Images aside, return all the entries exactly.
# # # #
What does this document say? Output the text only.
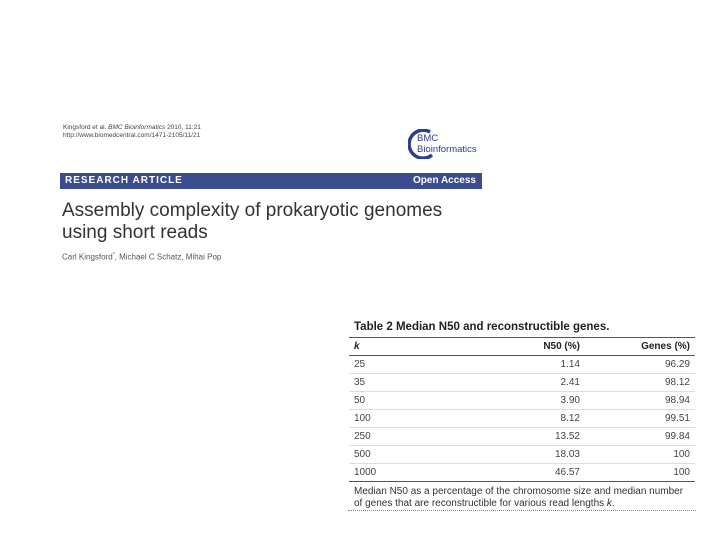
Kingsford et al. BMC Bioinformatics 2010, 11:21
http://www.biomedcentral.com/1471-2105/11/21	BMC
Bioinformatics
RESEARCH ARTICLE	Open Access
Assembly complexity of prokaryotic genomes
using short reads
Carl Kingsford*, Michael C Schatz, Mihai Pop
Table 2 Median N50 and reconstructible genes.
k	N50 (%)	Genes (%)
25	1.14	96.29
35	2.41	98.12
50	3.90	98.94
100	8.12	99.51
250	13.52	99.84
500	18.03	100
1000	46.57	100
Median N50 as a percentage of the chromosome size and median number of genes that are reconstructible for various read lengths k.
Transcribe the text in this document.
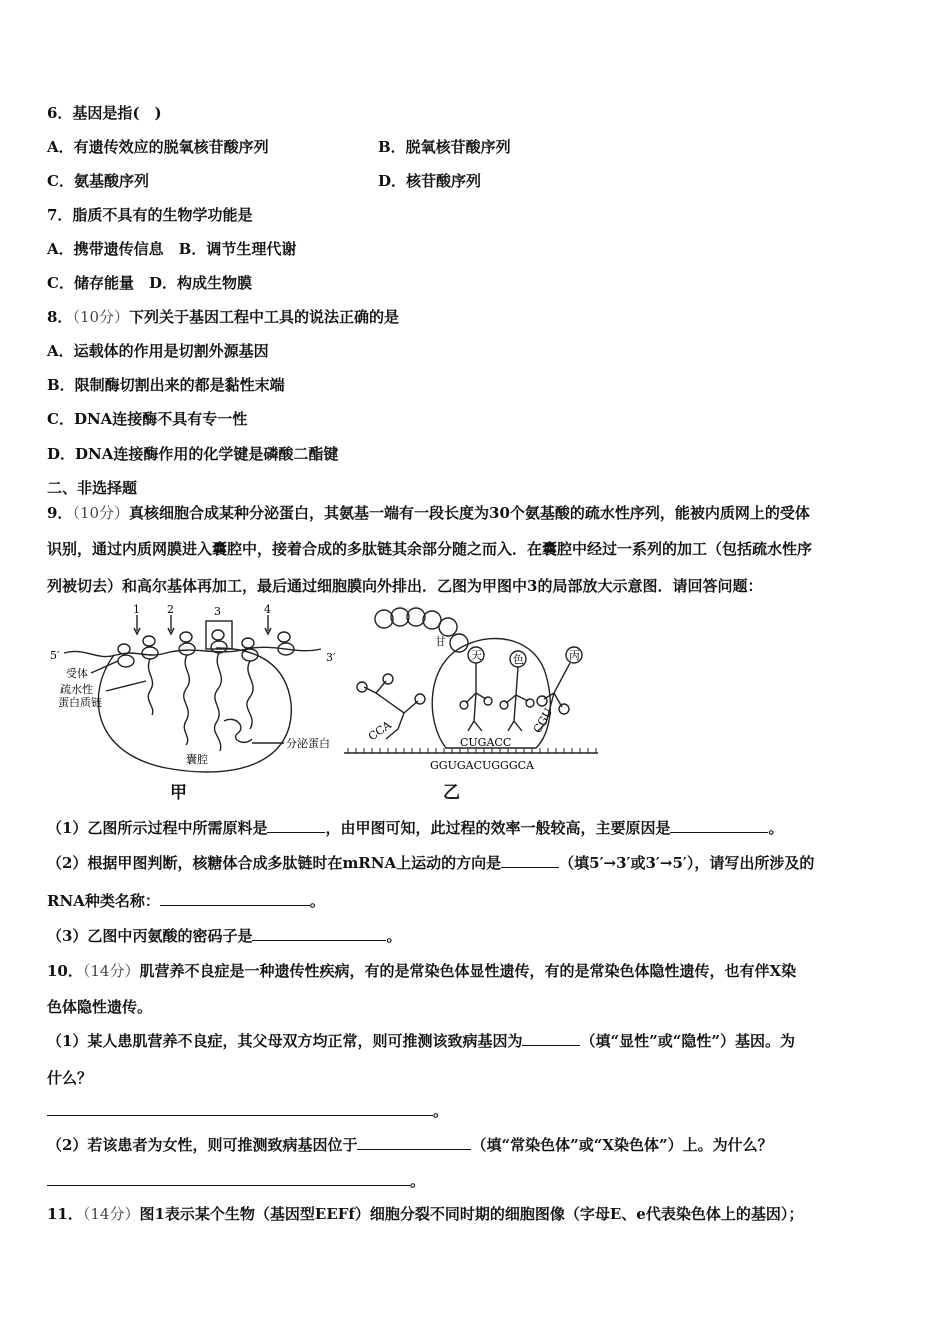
6．基因是指(　)
A．有遗传效应的脱氧核苷酸序列	B．脱氧核苷酸序列
C．氨基酸序列	D．核苷酸序列
7．脂质不具有的生物学功能是
A．携带遗传信息　B．调节生理代谢
C．储存能量　D．构成生物膜
8．（10分）下列关于基因工程中工具的说法正确的是
A．运载体的作用是切割外源基因
B．限制酶切割出来的都是黏性末端
C．DNA连接酶不具有专一性
D．DNA连接酶作用的化学键是磷酸二酯键
二、非选择题
9．（10分）真核细胞合成某种分泌蛋白，其氨基一端有一段长度为30个氨基酸的疏水性序列，能被内质网上的受体
识别，通过内质网膜进入囊腔中，接着合成的多肽链其余部分随之而入．在囊腔中经过一系列的加工（包括疏水性序
列被切去）和高尔基体再加工，最后通过细胞膜向外排出．乙图为甲图中3的局部放大示意图．请回答问题：
5′	3′
1 2	3	4
受体
疏水性
蛋白质链
囊腔
分泌蛋白
甘
天	色	丙
CCA	CUGACC
CGU
GGUGACUGGGCA
甲	乙
（1）乙图所示过程中所需原料是	，由甲图可知，此过程的效率一般较高，主要原因是	。
（2）根据甲图判断，核糖体合成多肽链时在mRNA上运动的方向是	（填5′→3′或3′→5′），请写出所涉及的
RNA种类名称：	。
（3）乙图中丙氨酸的密码子是	。
10．（14分）肌营养不良症是一种遗传性疾病，有的是常染色体显性遗传，有的是常染色体隐性遗传，也有伴X染
色体隐性遗传。
（1）某人患肌营养不良症，其父母双方均正常，则可推测该致病基因为	（填“显性”或“隐性”）基因。为
什么？
。
（2）若该患者为女性，则可推测致病基因位于	（填“常染色体”或“X染色体”）上。为什么？
。
11．（14分）图1表示某个生物（基因型EEFf）细胞分裂不同时期的细胞图像（字母E、e代表染色体上的基因）；
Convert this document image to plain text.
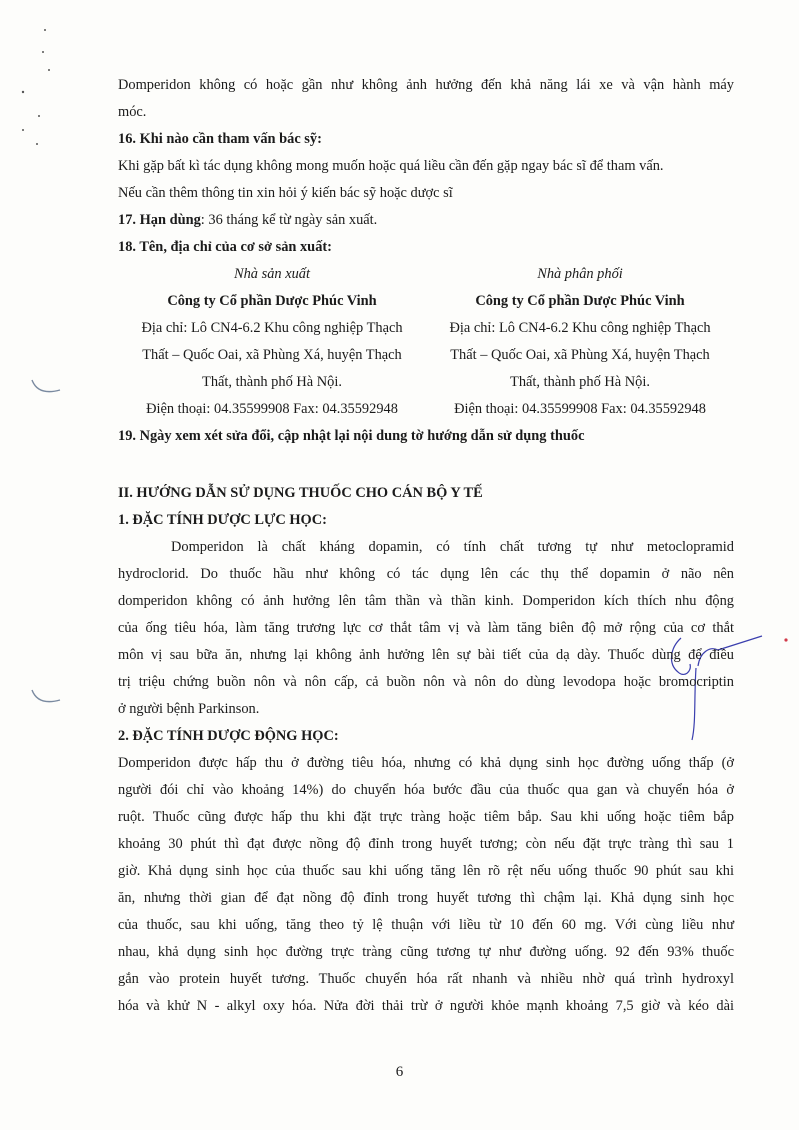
Domperidon không có hoặc gần như không ảnh hưởng đến khả năng lái xe và vận hành máy
móc.
16. Khi nào cần tham vấn bác sỹ:
Khi gặp bất kì tác dụng không mong muốn hoặc quá liều cần đến gặp ngay bác sĩ để tham vấn.
Nếu cần thêm thông tin xin hỏi ý kiến bác sỹ hoặc dược sĩ
17. Hạn dùng: 36 tháng kể từ ngày sản xuất.
18. Tên, địa chỉ của cơ sở sản xuất:
Nhà sản xuất
Công ty Cổ phần Dược Phúc Vinh
Địa chỉ: Lô CN4-6.2 Khu công nghiệp Thạch
Thất – Quốc Oai, xã Phùng Xá, huyện Thạch
Thất, thành phố Hà Nội.
Điện thoại: 04.35599908 Fax: 04.35592948
Nhà phân phối
Công ty Cổ phần Dược Phúc Vinh
Địa chỉ: Lô CN4-6.2 Khu công nghiệp Thạch
Thất – Quốc Oai, xã Phùng Xá, huyện Thạch
Thất, thành phố Hà Nội.
Điện thoại: 04.35599908 Fax: 04.35592948
19. Ngày xem xét sửa đổi, cập nhật lại nội dung tờ hướng dẫn sử dụng thuốc
II. HƯỚNG DẪN SỬ DỤNG THUỐC CHO CÁN BỘ Y TẾ
1. ĐẶC TÍNH DƯỢC LỰC HỌC:
Domperidon là chất kháng dopamin, có tính chất tương tự như metoclopramid
hydroclorid. Do thuốc hầu như không có tác dụng lên các thụ thể dopamin ở não nên
domperidon không có ảnh hưởng lên tâm thần và thần kinh. Domperidon kích thích nhu động
của ống tiêu hóa, làm tăng trương lực cơ thắt tâm vị và làm tăng biên độ mở rộng của cơ thắt
môn vị sau bữa ăn, nhưng lại không ảnh hưởng lên sự bài tiết của dạ dày. Thuốc dùng để điều
trị triệu chứng buồn nôn và nôn cấp, cả buồn nôn và nôn do dùng levodopa hoặc bromocriptin
ở người bệnh Parkinson.
2. ĐẶC TÍNH DƯỢC ĐỘNG HỌC:
Domperidon được hấp thu ở đường tiêu hóa, nhưng có khả dụng sinh học đường uống thấp (ở
người đói chỉ vào khoảng 14%) do chuyển hóa bước đầu của thuốc qua gan và chuyển hóa ở
ruột. Thuốc cũng được hấp thu khi đặt trực tràng hoặc tiêm bắp. Sau khi uống hoặc tiêm bắp
khoảng 30 phút thì đạt được nồng độ đỉnh trong huyết tương; còn nếu đặt trực tràng thì sau 1
giờ. Khả dụng sinh học của thuốc sau khi uống tăng lên rõ rệt nếu uống thuốc 90 phút sau khi
ăn, nhưng thời gian để đạt nồng độ đỉnh trong huyết tương thì chậm lại. Khả dụng sinh học
của thuốc, sau khi uống, tăng theo tỷ lệ thuận với liều từ 10 đến 60 mg. Với cùng liều như
nhau, khả dụng sinh học đường trực tràng cũng tương tự như đường uống. 92 đến 93% thuốc
gắn vào protein huyết tương. Thuốc chuyển hóa rất nhanh và nhiều nhờ quá trình hydroxyl
hóa và khử N - alkyl oxy hóa. Nửa đời thải trừ ở người khỏe mạnh khoảng 7,5 giờ và kéo dài
6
# # # #
- _ANSWER FOR THE TASK_:
What does this document say? Output the text only.
Kingsford et al. BMC Bioinformatics 2010, 11:21
http://www.biomedcentral.com/1471-2105/11/21	BMC
Bioinformatics
RESEARCH ARTICLE	Open Access
Assembly complexity of prokaryotic genomes
using short reads
Carl Kingsford*, Michael C Schatz, Mihai Pop
Table 2 Median N50 and reconstructible genes.
k	N50 (%)	Genes (%)
25	1.14	96.29
35	2.41	98.12
50	3.90	98.94
100	8.12	99.51
250	13.52	99.84
500	18.03	100
1000	46.57	100
Median N50 as a percentage of the chromosome size and median number of genes that are reconstructible for various read lengths k.
Transcribe the text in this document.
6．基因是指(　)
A．有遗传效应的脱氧核苷酸序列	B．脱氧核苷酸序列
C．氨基酸序列	D．核苷酸序列
7．脂质不具有的生物学功能是
A．携带遗传信息　B．调节生理代谢
C．储存能量　D．构成生物膜
8．（10分）下列关于基因工程中工具的说法正确的是
A．运载体的作用是切割外源基因
B．限制酶切割出来的都是黏性末端
C．DNA连接酶不具有专一性
D．DNA连接酶作用的化学键是磷酸二酯键
二、非选择题
9．（10分）真核细胞合成某种分泌蛋白，其氨基一端有一段长度为30个氨基酸的疏水性序列，能被内质网上的受体
识别，通过内质网膜进入囊腔中，接着合成的多肽链其余部分随之而入．在囊腔中经过一系列的加工（包括疏水性序
列被切去）和高尔基体再加工，最后通过细胞膜向外排出．乙图为甲图中3的局部放大示意图．请回答问题：
5′	3′
1 2	3	4
受体
疏水性
蛋白质链
囊腔
分泌蛋白
甘
天	色	丙
CCA	CUGACC
CGU
GGUGACUGGGCA
甲	乙
（1）乙图所示过程中所需原料是	，由甲图可知，此过程的效率一般较高，主要原因是	。
（2）根据甲图判断，核糖体合成多肽链时在mRNA上运动的方向是	（填5′→3′或3′→5′），请写出所涉及的
RNA种类名称：	。
（3）乙图中丙氨酸的密码子是	。
10．（14分）肌营养不良症是一种遗传性疾病，有的是常染色体显性遗传，有的是常染色体隐性遗传，也有伴X染
色体隐性遗传。
（1）某人患肌营养不良症，其父母双方均正常，则可推测该致病基因为	（填“显性”或“隐性”）基因。为
什么？
。
（2）若该患者为女性，则可推测致病基因位于	（填“常染色体”或“X染色体”）上。为什么？
。
11．（14分）图1表示某个生物（基因型EEFf）细胞分裂不同时期的细胞图像（字母E、e代表染色体上的基因）；
Convert this document image to plain text.
Domperidon không có hoặc gần như không ảnh hưởng đến khả năng lái xe và vận hành máy
móc.
16. Khi nào cần tham vấn bác sỹ:
Khi gặp bất kì tác dụng không mong muốn hoặc quá liều cần đến gặp ngay bác sĩ để tham vấn.
Nếu cần thêm thông tin xin hỏi ý kiến bác sỹ hoặc dược sĩ
17. Hạn dùng: 36 tháng kể từ ngày sản xuất.
18. Tên, địa chỉ của cơ sở sản xuất:
Nhà sản xuất
Công ty Cổ phần Dược Phúc Vinh
Địa chỉ: Lô CN4-6.2 Khu công nghiệp Thạch
Thất – Quốc Oai, xã Phùng Xá, huyện Thạch
Thất, thành phố Hà Nội.
Điện thoại: 04.35599908 Fax: 04.35592948
Nhà phân phối
Công ty Cổ phần Dược Phúc Vinh
Địa chỉ: Lô CN4-6.2 Khu công nghiệp Thạch
Thất – Quốc Oai, xã Phùng Xá, huyện Thạch
Thất, thành phố Hà Nội.
Điện thoại: 04.35599908 Fax: 04.35592948
19. Ngày xem xét sửa đổi, cập nhật lại nội dung tờ hướng dẫn sử dụng thuốc
II. HƯỚNG DẪN SỬ DỤNG THUỐC CHO CÁN BỘ Y TẾ
1. ĐẶC TÍNH DƯỢC LỰC HỌC:
Domperidon là chất kháng dopamin, có tính chất tương tự như metoclopramid
hydroclorid. Do thuốc hầu như không có tác dụng lên các thụ thể dopamin ở não nên
domperidon không có ảnh hưởng lên tâm thần và thần kinh. Domperidon kích thích nhu động
của ống tiêu hóa, làm tăng trương lực cơ thắt tâm vị và làm tăng biên độ mở rộng của cơ thắt
môn vị sau bữa ăn, nhưng lại không ảnh hưởng lên sự bài tiết của dạ dày. Thuốc dùng để điều
trị triệu chứng buồn nôn và nôn cấp, cả buồn nôn và nôn do dùng levodopa hoặc bromocriptin
ở người bệnh Parkinson.
2. ĐẶC TÍNH DƯỢC ĐỘNG HỌC:
Domperidon được hấp thu ở đường tiêu hóa, nhưng có khả dụng sinh học đường uống thấp (ở
người đói chỉ vào khoảng 14%) do chuyển hóa bước đầu của thuốc qua gan và chuyển hóa ở
ruột. Thuốc cũng được hấp thu khi đặt trực tràng hoặc tiêm bắp. Sau khi uống hoặc tiêm bắp
khoảng 30 phút thì đạt được nồng độ đỉnh trong huyết tương; còn nếu đặt trực tràng thì sau 1
giờ. Khả dụng sinh học của thuốc sau khi uống tăng lên rõ rệt nếu uống thuốc 90 phút sau khi
ăn, nhưng thời gian để đạt nồng độ đỉnh trong huyết tương thì chậm lại. Khả dụng sinh học
của thuốc, sau khi uống, tăng theo tỷ lệ thuận với liều từ 10 đến 60 mg. Với cùng liều như
nhau, khả dụng sinh học đường trực tràng cũng tương tự như đường uống. 92 đến 93% thuốc
gắn vào protein huyết tương. Thuốc chuyển hóa rất nhanh và nhiều nhờ quá trình hydroxyl
hóa và khử N - alkyl oxy hóa. Nửa đời thải trừ ở người khỏe mạnh khoảng 7,5 giờ và kéo dài
6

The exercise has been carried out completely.